The task
For each line that holds "ffffff", copy the line out.

Records for the task

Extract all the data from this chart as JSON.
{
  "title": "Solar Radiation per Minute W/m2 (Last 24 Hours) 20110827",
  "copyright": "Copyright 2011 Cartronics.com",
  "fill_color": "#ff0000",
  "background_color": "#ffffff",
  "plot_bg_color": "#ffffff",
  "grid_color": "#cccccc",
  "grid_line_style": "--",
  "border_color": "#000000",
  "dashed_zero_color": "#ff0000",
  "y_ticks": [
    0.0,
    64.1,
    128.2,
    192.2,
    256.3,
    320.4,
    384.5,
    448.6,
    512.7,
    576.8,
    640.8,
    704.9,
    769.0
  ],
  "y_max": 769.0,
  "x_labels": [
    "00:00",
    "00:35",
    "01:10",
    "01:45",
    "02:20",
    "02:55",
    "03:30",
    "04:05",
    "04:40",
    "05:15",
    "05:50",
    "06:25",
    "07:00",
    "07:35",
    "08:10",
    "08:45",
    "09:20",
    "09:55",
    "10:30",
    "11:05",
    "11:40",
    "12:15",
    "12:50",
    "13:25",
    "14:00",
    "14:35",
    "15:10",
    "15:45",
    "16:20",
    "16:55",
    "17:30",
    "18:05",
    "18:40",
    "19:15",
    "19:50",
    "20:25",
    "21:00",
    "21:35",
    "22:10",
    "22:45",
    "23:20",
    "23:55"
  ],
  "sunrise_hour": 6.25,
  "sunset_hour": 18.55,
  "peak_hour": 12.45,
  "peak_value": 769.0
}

Solution
  "background_color": "#ffffff",
  "plot_bg_color": "#ffffff",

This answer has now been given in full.